## [INSTRUCTION]
Find each line with the string "Millennials" and report it.

## [EXERCISE DATA]
§ §

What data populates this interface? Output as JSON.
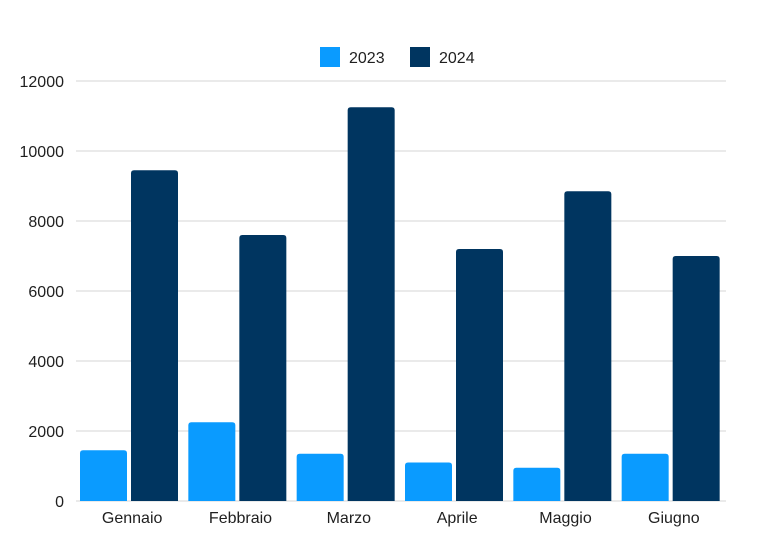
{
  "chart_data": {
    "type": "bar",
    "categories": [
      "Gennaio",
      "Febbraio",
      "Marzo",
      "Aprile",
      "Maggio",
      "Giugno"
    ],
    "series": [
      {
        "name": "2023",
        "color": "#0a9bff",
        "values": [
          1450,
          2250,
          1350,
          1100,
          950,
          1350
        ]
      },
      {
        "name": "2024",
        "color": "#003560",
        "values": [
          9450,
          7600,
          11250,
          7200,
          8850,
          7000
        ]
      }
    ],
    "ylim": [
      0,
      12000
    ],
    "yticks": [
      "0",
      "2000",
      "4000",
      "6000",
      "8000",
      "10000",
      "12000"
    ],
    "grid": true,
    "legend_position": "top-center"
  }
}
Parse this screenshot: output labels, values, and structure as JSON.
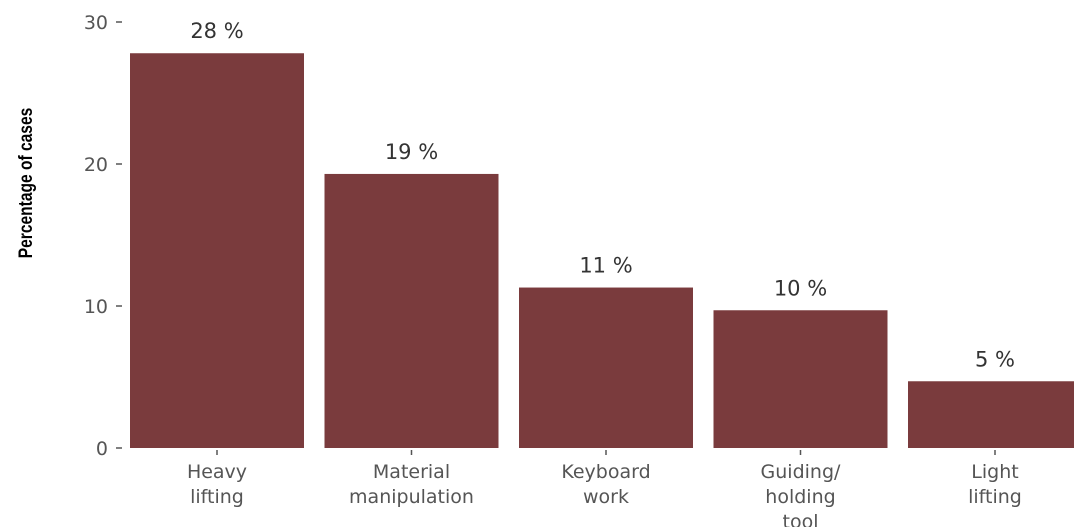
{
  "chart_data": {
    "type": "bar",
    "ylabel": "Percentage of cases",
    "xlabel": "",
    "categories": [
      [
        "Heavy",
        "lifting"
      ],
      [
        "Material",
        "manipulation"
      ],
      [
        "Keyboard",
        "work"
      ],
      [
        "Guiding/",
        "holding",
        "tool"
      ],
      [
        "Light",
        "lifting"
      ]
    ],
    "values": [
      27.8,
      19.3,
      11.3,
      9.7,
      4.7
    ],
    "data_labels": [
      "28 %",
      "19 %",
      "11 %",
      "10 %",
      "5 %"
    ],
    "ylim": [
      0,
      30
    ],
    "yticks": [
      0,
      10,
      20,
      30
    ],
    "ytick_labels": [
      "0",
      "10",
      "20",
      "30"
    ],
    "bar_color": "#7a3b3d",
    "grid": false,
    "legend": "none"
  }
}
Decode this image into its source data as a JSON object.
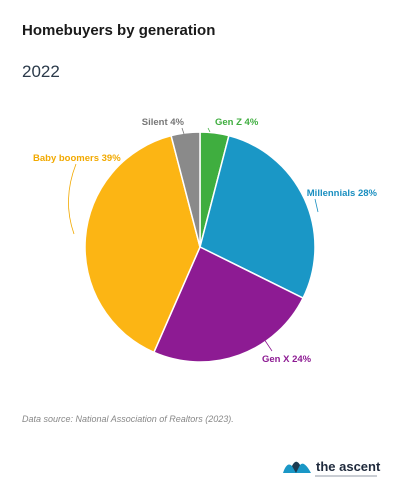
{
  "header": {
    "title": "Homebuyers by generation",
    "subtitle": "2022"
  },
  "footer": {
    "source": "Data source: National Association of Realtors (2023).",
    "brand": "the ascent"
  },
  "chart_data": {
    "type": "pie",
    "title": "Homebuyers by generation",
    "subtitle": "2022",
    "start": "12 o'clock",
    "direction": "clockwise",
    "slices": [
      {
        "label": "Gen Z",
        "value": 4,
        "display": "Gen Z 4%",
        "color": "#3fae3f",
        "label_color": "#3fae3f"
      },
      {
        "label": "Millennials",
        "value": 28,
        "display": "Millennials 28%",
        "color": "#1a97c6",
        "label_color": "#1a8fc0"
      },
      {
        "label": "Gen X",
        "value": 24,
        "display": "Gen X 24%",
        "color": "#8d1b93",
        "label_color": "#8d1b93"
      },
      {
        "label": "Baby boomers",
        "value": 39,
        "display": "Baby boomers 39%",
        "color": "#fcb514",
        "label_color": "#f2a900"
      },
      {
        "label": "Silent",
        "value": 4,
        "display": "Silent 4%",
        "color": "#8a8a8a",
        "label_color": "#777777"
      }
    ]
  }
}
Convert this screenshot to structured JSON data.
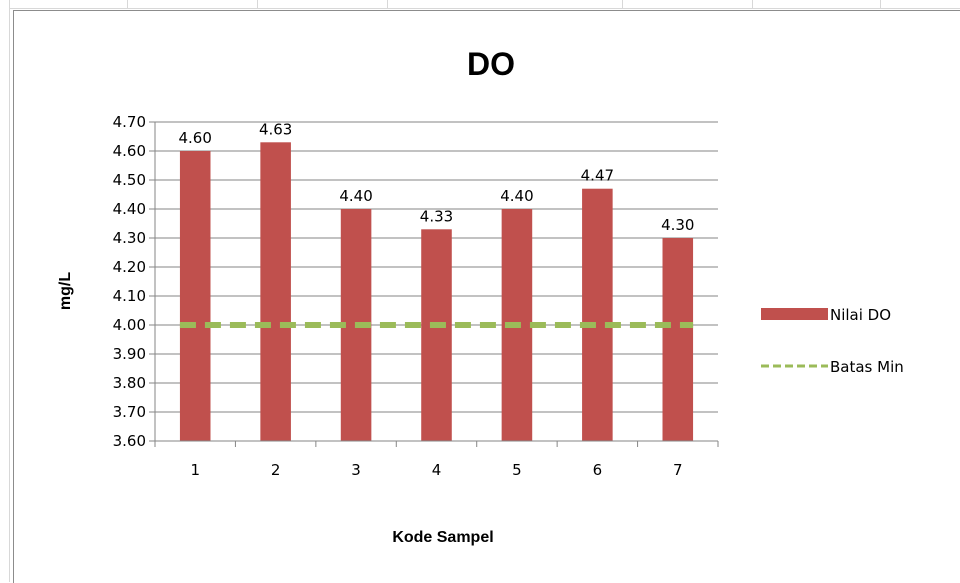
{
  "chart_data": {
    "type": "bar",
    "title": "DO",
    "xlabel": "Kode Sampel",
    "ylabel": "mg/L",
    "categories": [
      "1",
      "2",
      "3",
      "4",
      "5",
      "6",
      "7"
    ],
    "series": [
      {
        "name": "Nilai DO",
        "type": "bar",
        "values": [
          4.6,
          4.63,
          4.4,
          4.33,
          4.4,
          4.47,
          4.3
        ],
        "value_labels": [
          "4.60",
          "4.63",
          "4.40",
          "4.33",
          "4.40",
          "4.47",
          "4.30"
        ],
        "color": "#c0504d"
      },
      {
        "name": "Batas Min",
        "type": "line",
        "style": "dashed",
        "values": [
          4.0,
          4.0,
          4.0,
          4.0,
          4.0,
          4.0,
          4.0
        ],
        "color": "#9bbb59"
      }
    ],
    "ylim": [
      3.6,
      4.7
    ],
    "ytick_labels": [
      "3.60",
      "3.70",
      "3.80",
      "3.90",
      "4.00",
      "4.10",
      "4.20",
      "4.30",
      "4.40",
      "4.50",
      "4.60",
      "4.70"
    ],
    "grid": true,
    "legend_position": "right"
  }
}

§ §

## [CORRECT ANSWER]
        "label": "Millennials",
        "display": "Millennials 28%",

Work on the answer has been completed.